### Work required
Look through the lines of the material and count those containing "Advanced". Give that count alone.

==== Dataset excerpts ====

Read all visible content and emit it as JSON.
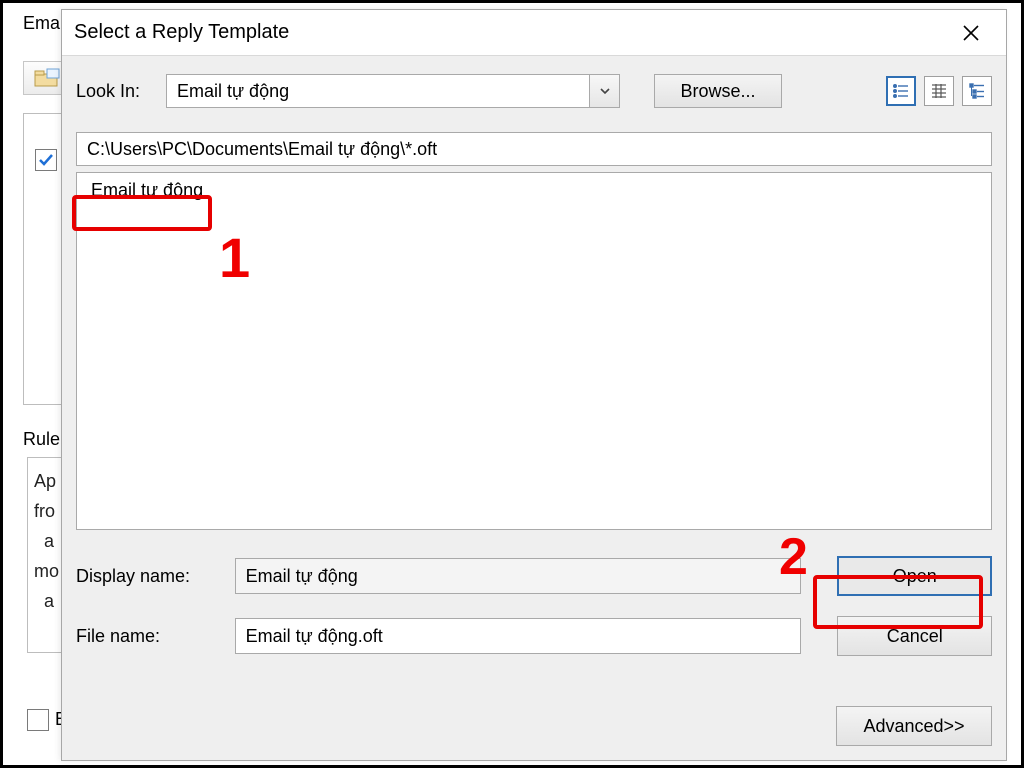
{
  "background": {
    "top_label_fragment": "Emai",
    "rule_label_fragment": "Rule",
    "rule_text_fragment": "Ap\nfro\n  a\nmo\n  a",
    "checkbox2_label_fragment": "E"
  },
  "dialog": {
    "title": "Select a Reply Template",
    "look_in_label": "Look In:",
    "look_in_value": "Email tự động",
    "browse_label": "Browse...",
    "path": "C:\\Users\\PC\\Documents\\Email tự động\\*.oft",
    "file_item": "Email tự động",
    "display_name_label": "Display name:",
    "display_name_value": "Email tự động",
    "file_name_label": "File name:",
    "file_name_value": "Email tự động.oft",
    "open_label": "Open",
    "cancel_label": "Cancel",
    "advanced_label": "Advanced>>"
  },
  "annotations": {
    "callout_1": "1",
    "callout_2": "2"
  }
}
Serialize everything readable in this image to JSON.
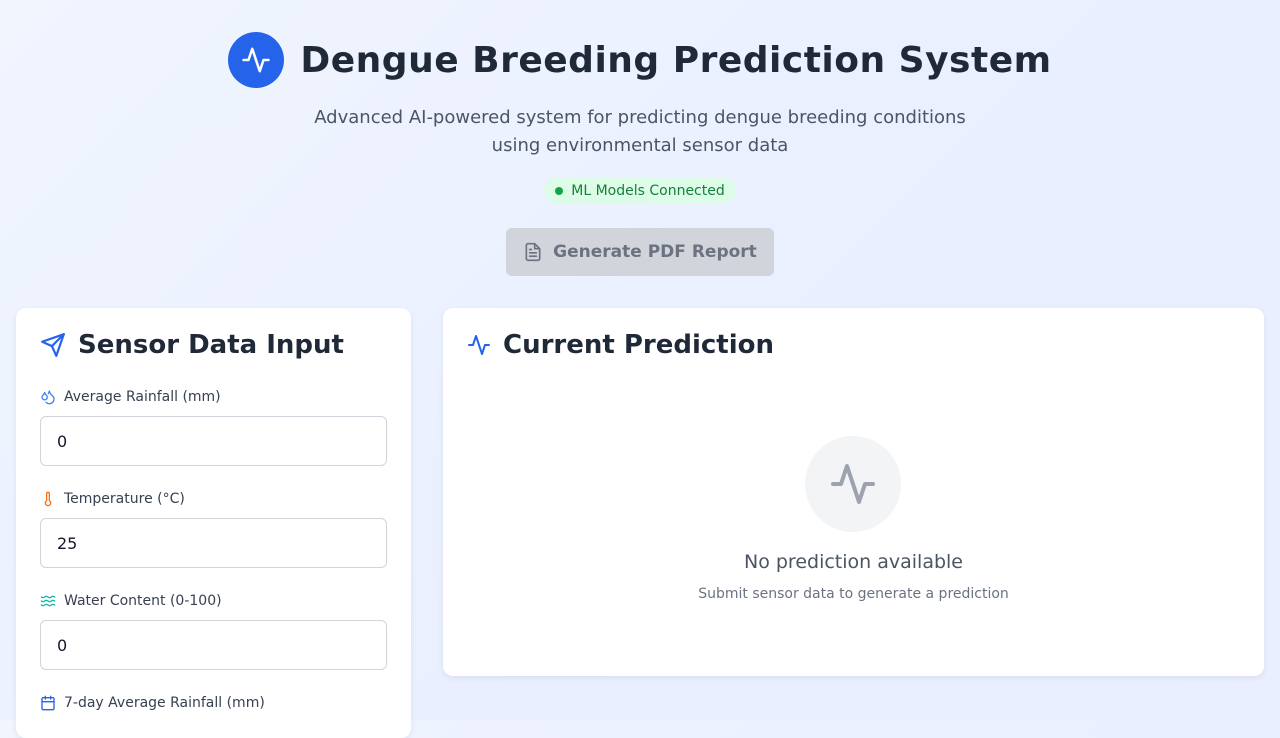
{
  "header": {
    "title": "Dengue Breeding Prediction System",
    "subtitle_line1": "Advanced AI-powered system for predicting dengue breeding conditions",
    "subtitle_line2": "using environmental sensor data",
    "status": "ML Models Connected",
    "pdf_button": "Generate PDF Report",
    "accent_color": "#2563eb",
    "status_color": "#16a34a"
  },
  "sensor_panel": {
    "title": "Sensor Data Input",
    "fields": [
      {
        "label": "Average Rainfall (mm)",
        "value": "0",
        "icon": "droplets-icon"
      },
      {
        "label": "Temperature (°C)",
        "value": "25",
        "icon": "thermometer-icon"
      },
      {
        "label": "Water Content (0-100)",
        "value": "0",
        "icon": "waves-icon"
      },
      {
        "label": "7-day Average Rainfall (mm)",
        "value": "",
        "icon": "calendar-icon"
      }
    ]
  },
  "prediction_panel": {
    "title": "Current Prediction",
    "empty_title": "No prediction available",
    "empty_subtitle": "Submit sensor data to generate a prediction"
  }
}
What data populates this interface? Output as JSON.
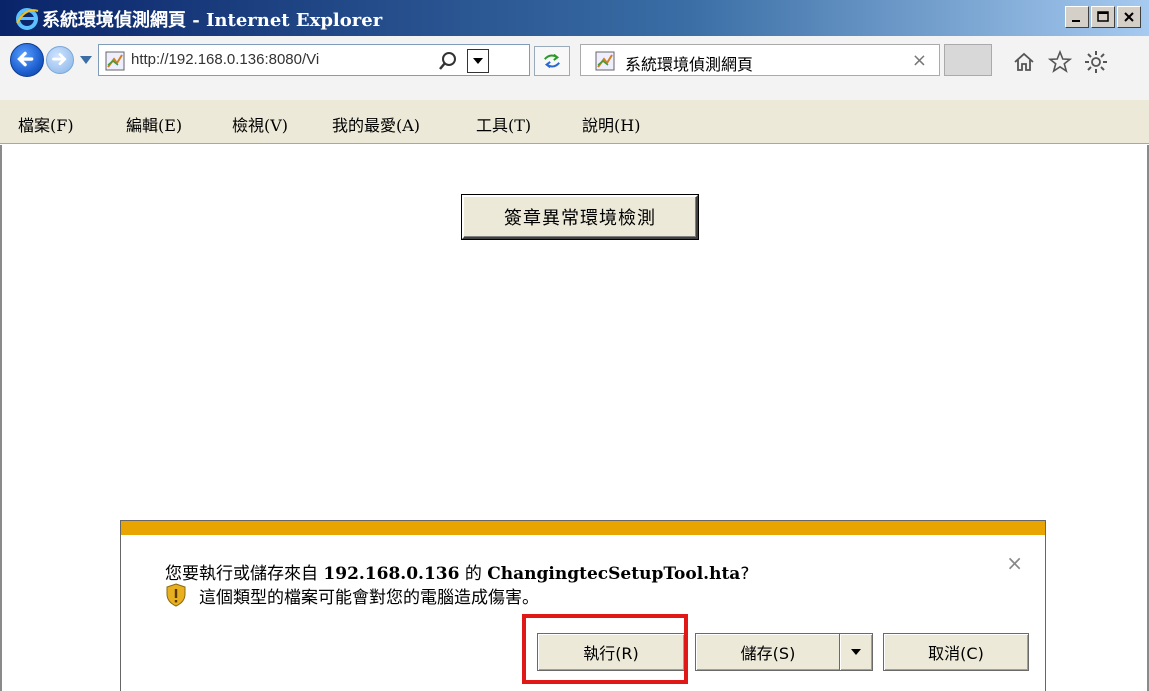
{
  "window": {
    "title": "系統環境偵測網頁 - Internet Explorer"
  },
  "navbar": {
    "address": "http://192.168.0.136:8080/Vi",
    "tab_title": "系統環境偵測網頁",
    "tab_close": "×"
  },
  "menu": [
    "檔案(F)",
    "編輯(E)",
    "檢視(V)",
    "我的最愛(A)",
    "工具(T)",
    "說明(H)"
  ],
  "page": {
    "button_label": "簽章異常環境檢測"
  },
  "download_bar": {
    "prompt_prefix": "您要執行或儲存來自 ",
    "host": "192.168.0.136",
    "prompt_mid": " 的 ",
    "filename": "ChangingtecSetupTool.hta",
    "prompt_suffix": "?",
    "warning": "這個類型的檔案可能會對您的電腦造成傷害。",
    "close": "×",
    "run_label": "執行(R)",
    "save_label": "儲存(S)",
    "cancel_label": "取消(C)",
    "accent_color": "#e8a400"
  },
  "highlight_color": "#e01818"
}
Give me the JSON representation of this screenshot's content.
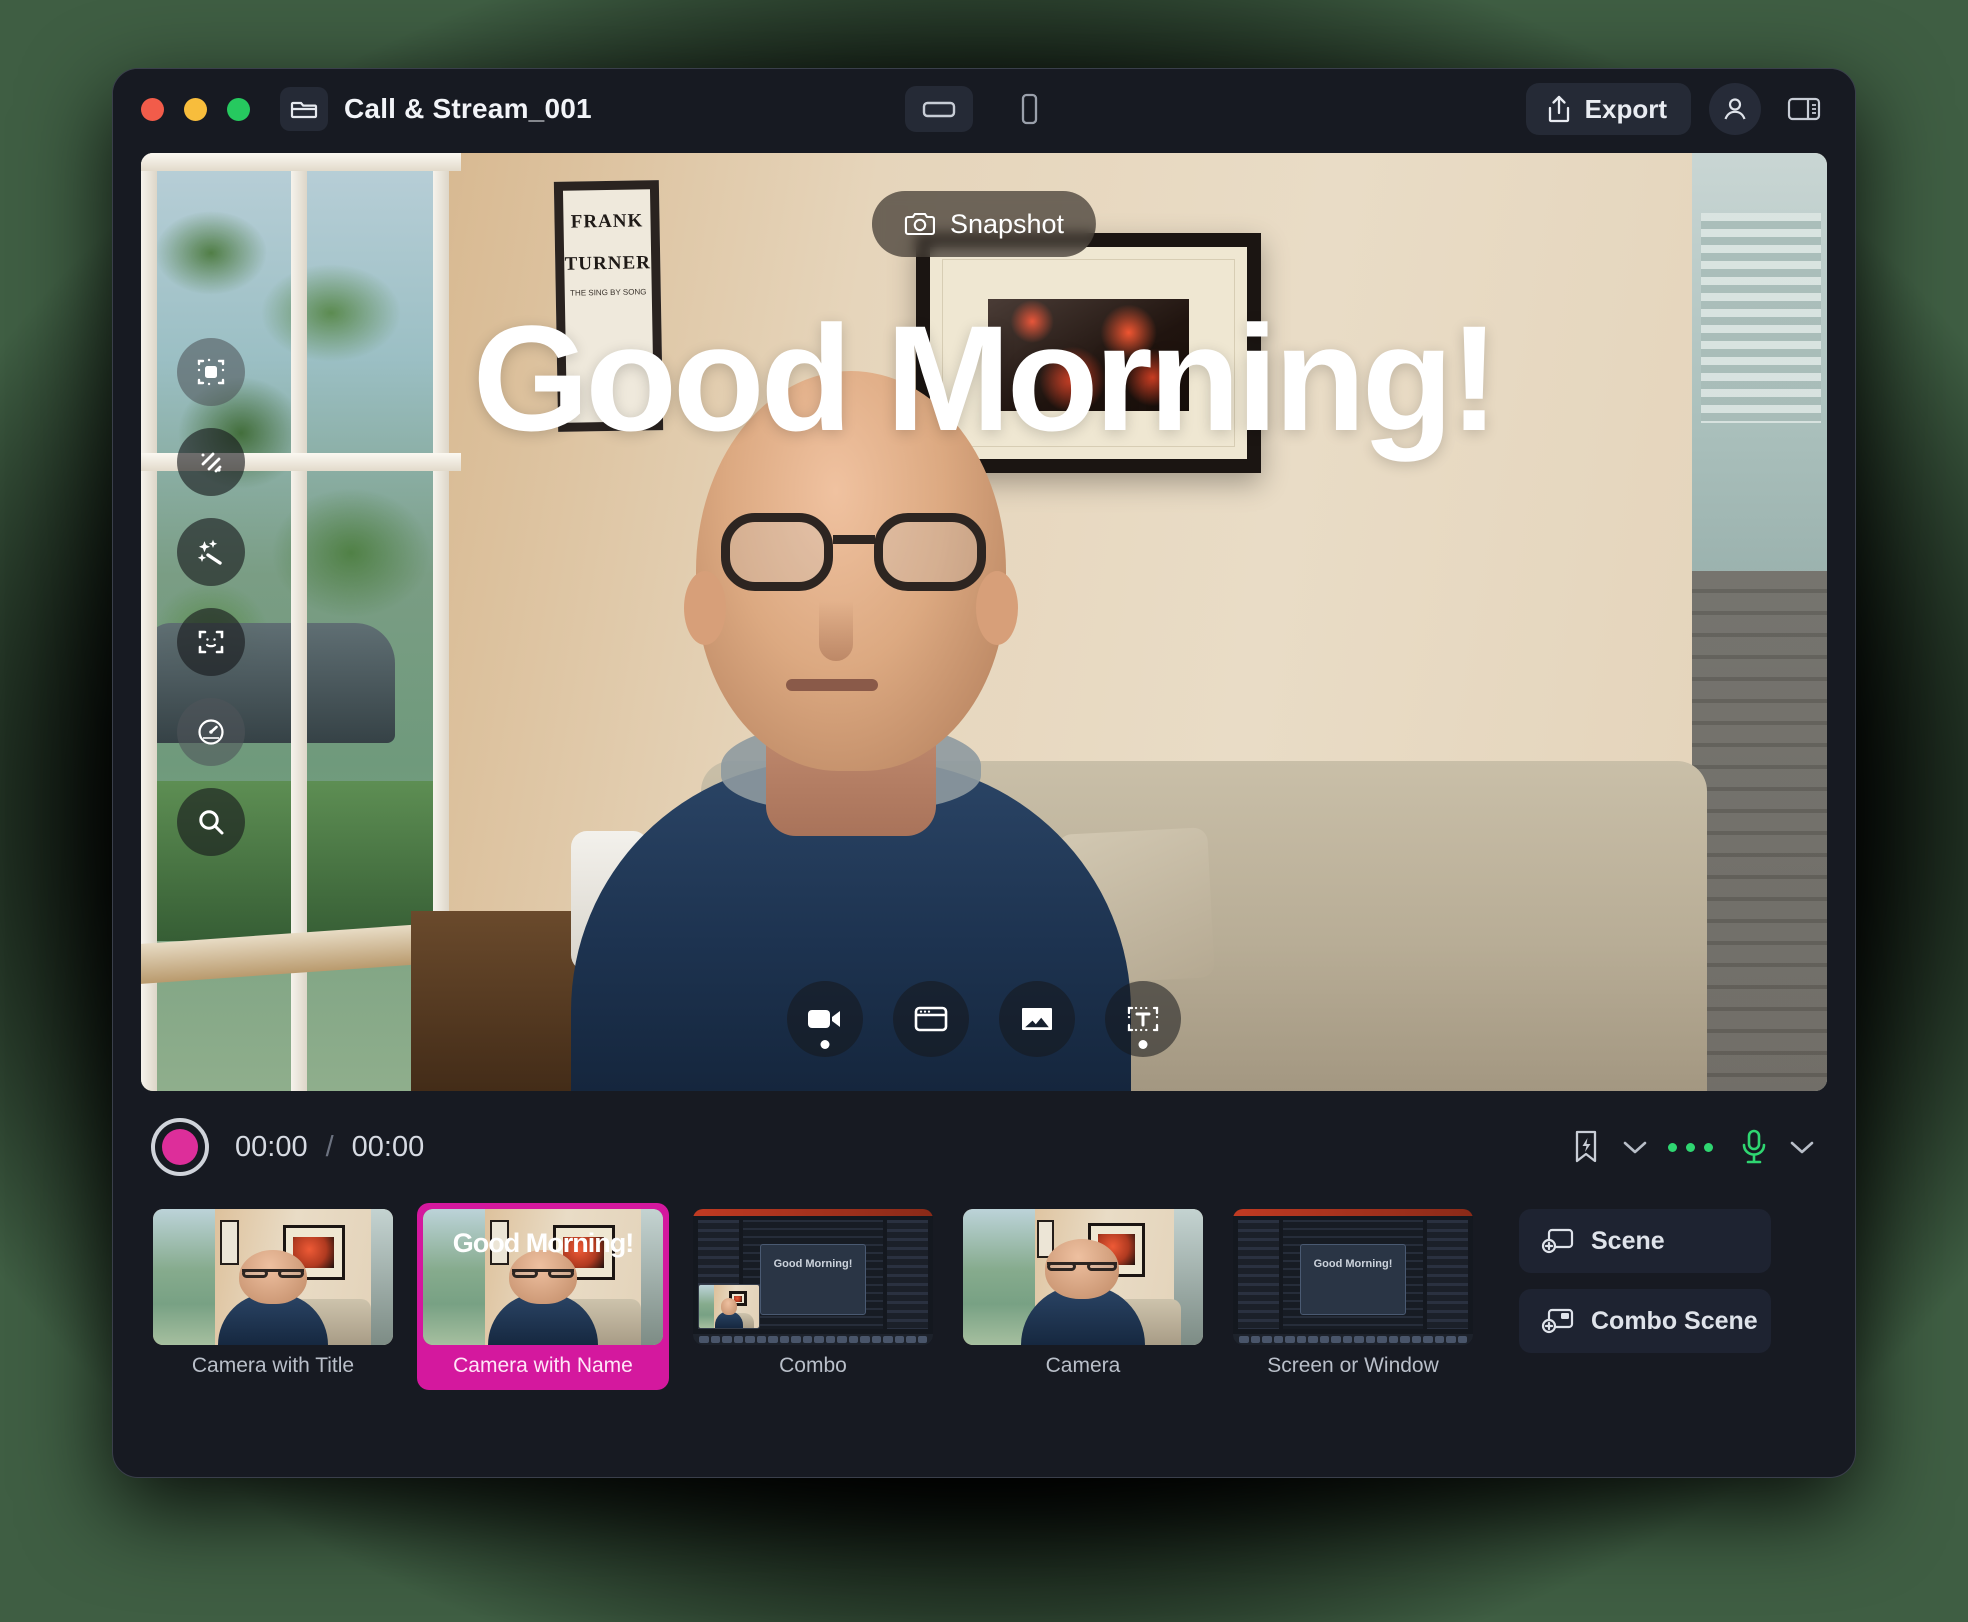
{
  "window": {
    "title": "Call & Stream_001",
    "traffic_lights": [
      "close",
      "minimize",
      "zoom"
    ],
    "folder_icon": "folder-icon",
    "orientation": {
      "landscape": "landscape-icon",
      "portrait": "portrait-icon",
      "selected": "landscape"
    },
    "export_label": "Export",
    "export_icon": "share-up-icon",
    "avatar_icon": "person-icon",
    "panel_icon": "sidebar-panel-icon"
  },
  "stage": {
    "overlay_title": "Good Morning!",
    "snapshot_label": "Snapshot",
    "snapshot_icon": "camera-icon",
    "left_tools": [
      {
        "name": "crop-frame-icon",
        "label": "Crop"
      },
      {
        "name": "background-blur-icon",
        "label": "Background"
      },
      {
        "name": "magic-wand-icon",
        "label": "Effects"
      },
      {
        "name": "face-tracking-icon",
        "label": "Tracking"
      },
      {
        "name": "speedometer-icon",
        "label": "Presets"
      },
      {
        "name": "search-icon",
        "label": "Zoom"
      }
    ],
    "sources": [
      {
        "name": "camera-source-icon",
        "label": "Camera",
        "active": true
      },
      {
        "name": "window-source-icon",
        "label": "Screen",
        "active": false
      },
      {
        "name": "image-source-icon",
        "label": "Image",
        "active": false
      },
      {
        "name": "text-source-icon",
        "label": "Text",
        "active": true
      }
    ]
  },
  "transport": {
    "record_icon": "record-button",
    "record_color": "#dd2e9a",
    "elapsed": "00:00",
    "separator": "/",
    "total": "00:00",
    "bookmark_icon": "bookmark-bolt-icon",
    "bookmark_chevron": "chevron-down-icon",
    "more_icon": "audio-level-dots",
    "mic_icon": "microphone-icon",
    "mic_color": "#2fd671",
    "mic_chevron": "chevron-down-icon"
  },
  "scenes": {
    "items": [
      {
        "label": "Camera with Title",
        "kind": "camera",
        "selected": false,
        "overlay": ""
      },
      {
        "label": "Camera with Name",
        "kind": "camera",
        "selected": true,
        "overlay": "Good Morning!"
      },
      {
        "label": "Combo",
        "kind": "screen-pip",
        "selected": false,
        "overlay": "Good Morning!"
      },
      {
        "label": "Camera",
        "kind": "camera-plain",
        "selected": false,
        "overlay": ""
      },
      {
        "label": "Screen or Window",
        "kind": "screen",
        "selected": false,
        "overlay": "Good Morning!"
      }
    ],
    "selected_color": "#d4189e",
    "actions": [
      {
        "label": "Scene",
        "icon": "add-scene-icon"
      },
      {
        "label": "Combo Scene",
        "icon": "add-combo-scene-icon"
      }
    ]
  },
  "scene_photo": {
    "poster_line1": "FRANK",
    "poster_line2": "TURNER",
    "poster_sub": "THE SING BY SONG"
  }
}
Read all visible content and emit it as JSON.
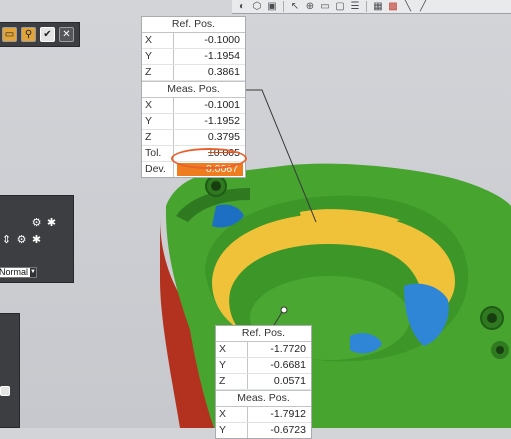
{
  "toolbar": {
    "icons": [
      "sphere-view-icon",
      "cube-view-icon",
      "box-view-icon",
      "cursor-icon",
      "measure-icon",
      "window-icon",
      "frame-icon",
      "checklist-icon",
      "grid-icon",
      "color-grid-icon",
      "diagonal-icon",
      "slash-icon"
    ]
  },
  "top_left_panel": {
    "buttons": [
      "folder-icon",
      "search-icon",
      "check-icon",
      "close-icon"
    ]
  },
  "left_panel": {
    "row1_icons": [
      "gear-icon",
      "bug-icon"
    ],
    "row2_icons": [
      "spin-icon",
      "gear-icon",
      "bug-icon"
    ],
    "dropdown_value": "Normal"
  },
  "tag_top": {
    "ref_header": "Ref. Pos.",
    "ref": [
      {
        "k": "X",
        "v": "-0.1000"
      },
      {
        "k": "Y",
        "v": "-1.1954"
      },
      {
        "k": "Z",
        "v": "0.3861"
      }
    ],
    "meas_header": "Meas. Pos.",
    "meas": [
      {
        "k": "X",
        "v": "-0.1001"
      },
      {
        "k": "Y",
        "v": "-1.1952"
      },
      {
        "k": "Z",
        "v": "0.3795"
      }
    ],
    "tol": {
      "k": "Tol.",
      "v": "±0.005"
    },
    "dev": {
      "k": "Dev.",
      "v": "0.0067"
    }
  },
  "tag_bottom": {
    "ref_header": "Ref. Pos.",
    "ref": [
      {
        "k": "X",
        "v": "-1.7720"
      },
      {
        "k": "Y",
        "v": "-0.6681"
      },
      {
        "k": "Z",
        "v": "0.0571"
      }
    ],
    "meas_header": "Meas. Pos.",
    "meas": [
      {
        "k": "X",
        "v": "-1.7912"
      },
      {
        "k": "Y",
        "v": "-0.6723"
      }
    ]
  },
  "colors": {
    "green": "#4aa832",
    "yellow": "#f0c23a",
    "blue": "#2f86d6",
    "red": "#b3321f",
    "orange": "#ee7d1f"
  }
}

====

### Task response
2